Stated task:
Every line of the records below should be restated exactly.

— Begin Data supplied —

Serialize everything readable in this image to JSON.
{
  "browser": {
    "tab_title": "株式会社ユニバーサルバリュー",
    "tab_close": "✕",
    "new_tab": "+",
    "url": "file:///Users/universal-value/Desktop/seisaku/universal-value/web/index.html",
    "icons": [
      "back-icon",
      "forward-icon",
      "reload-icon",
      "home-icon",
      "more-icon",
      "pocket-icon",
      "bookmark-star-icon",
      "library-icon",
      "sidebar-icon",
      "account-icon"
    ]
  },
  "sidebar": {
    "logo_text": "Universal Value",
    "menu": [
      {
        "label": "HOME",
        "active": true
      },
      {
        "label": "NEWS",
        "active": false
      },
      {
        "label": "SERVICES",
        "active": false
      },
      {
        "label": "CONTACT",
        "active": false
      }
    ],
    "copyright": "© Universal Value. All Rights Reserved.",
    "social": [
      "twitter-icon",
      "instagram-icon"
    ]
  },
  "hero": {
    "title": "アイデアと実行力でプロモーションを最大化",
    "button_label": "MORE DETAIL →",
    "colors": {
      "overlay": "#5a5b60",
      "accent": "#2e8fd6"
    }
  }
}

— End Data supplied —

The output:
Serialize everything readable in this image to JSON.
{
  "browser": {
    "tab_title": "株式会社ユニバーサルバリュー",
    "tab_close": "✕",
    "new_tab": "+",
    "url": "file:///Users/universal-value/Desktop/seisaku/universal-value/web/index.html",
    "icons": [
      "back-icon",
      "forward-icon",
      "reload-icon",
      "home-icon",
      "more-icon",
      "pocket-icon",
      "bookmark-star-icon",
      "library-icon",
      "sidebar-icon",
      "account-icon"
    ]
  },
  "sidebar": {
    "logo_text": "Universal Value",
    "menu": [
      {
        "label": "HOME",
        "active": true
      },
      {
        "label": "NEWS",
        "active": false
      },
      {
        "label": "SERVICES",
        "active": false
      },
      {
        "label": "CONTACT",
        "active": false
      }
    ],
    "copyright": "© Universal Value. All Rights Reserved.",
    "social": [
      "twitter-icon",
      "instagram-icon"
    ]
  },
  "hero": {
    "title": "アイデアと実行力でプロモーションを最大化",
    "button_label": "MORE DETAIL →",
    "colors": {
      "overlay": "#5a5b60",
      "accent": "#2e8fd6"
    }
  }
}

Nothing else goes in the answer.